* **EXERCISE OBJECTIVE**: Count every line of the listing where the string "this" occurs, and reply with the count alone.

(Saved entries)
BEGIN

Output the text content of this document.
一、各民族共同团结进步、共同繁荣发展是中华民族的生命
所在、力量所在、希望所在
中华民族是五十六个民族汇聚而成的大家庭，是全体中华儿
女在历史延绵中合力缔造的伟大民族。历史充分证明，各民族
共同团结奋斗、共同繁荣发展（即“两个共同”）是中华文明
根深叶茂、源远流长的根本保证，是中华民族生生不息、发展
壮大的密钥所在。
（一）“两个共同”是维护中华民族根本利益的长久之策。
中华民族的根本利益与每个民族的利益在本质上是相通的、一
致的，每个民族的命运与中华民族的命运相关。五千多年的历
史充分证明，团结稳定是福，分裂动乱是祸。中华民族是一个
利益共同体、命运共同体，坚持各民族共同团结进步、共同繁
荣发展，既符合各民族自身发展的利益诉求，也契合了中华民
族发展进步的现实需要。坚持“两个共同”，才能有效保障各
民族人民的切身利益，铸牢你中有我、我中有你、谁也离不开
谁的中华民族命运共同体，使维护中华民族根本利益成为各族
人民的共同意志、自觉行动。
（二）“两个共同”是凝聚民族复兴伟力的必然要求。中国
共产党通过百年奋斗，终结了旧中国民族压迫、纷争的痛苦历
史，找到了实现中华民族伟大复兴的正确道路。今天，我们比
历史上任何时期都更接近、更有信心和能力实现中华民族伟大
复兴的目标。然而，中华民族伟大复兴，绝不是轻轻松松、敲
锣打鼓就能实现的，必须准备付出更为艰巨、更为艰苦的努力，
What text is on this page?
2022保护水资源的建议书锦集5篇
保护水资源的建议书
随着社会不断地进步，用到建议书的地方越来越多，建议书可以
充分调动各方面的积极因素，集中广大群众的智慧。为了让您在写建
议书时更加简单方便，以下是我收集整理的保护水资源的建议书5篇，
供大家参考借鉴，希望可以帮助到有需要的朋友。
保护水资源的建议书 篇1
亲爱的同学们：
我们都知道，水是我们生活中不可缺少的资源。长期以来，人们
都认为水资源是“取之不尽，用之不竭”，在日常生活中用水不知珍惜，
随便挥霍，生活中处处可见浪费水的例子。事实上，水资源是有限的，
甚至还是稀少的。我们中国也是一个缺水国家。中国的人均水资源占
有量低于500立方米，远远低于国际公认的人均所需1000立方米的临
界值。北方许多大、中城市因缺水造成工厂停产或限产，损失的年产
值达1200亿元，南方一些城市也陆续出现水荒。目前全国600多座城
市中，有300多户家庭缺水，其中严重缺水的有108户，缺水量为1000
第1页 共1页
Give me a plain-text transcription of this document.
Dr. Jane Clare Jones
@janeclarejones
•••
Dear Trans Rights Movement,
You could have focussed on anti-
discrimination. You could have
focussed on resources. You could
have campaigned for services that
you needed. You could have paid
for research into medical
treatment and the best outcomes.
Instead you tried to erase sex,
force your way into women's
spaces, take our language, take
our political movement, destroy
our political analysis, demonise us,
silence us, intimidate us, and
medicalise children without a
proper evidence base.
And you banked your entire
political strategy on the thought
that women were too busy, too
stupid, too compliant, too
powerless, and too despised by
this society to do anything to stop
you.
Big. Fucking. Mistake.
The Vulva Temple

END

* **FINAL RESULT**: 4